9

I wish to make a Perl program of mine use multiple cores. It progressively reads query input and compares chunks of that against a read-only data-structure loaded from file into memory for each run. That data-structure, which is typically a few giga-bytes, is a small set of packed strings that are used in small C-routines. When processes are forked, everything is copied, which on a multi-core machine quickly blows the RAM. I tried several non-standard modules, but all leads to slowness and/or blows the RAM. I thought, for read-only data, that Perl would not insist on making copies. Other languages can do it. Does anyone have ideas?

ЯegDwight
  • 24,821
  • 10
  • 45
  • 52
Niels Larsen
  • 119
  • 4
  • 1
    This discussion looks interesting: http://stackoverflow.com/questions/9733146/tips-for-keeping-perl-memory-usage-low In particular, someone suggested mounting some RAM as a hard drive, then using file I/O from there. That would solve your problem. The question is: is it worth it? – dan1111 Oct 03 '12 at 14:20
  • Thanks, using a file is an option. But I think the children will then spin the disk so much that multi-core speed becomes worse than single-core with all in ram. I say this, because I had an earlier version of the program that used a file, and it was 20x slower. One of the modules uses Sockets to make the memory "shared", but that too slows things a lot. – Niels Larsen Oct 03 '12 at 14:52
  • Note that dan1111 is not suggesting you use actual files. Disk spin doesn't enter into this solution. – darch Oct 03 '12 at 16:01
  • Ah yes, I misread. But making a ramfs is OS specific, and I also want the program to run as a regular user. I might try Sys::Mmap. – Niels Larsen Oct 03 '12 at 21:52
  • What does "blows the RAM" mean? I couldn't find anything relevant for that phrase on Google. – Starfish Oct 08 '12 at 17:38
  • @Starfish This is just a phrase for "the program consumes more memory than available on the system". Usually, Perl will terminate with an "out of memory" message in this case. – amon Oct 08 '12 at 17:50

3 Answers3

2

Fork doesn't normally copy memory until it's modified (search for copy on write or COW). Are you sure you are measuring memory usage correctly? Subtract before/after values from free rather than using top.

> _INFORMATION PROVIDED_

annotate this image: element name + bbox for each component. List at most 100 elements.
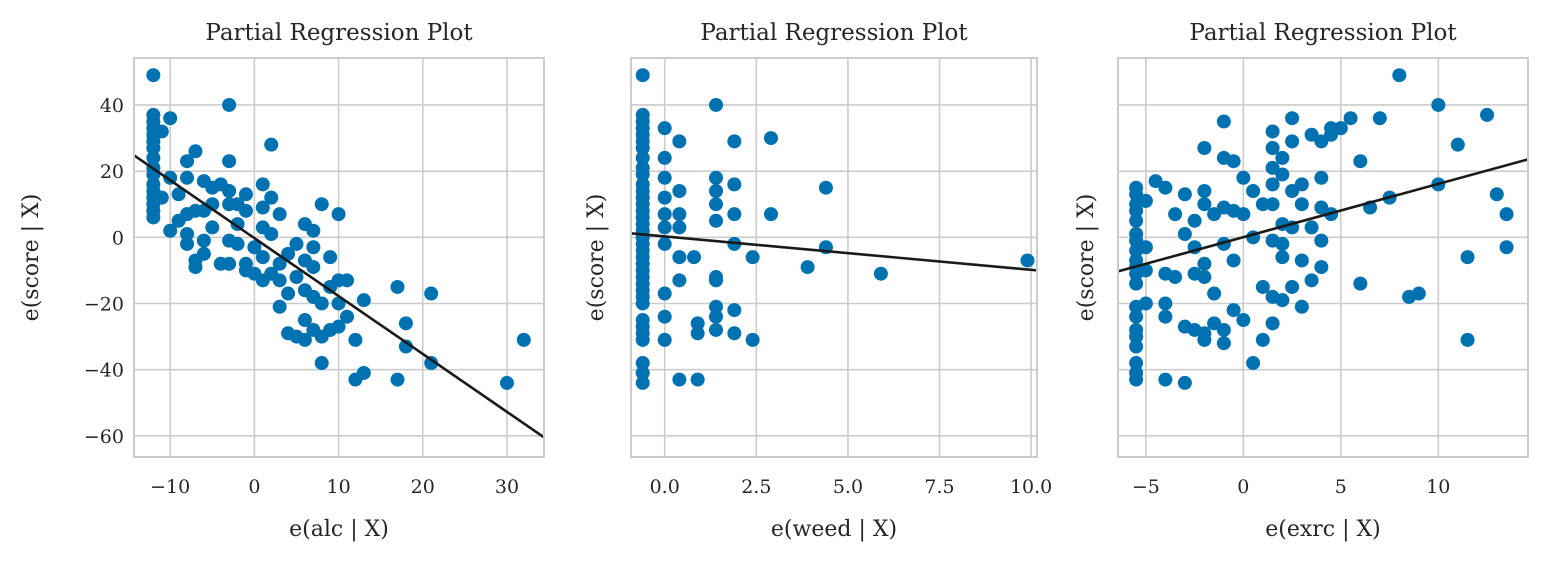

> _EXERCISE OBJECTIVE_
Can you rewrite the forum thread on sharing memory across forked Perl processes, starting at "I wish to make" and ending at "anyone have ideas?", with "data-structure" changed to "data structure"?

> _EXERCISE SOLUTION_
I wish to make a Perl program of mine use multiple cores. It progressively reads query input and compares chunks of that against a read-only data structure loaded from file into memory for each run. That data structure, which is typically a few giga-bytes, is a small set of packed strings that are used in small C-routines. When processes are forked, everything is copied, which on a multi-core machine quickly blows the RAM. I tried several non-standard modules, but all leads to slowness and/or blows the RAM. I thought, for read-only data, that Perl would not insist on making copies. Other languages can do it. Does anyone have ideas?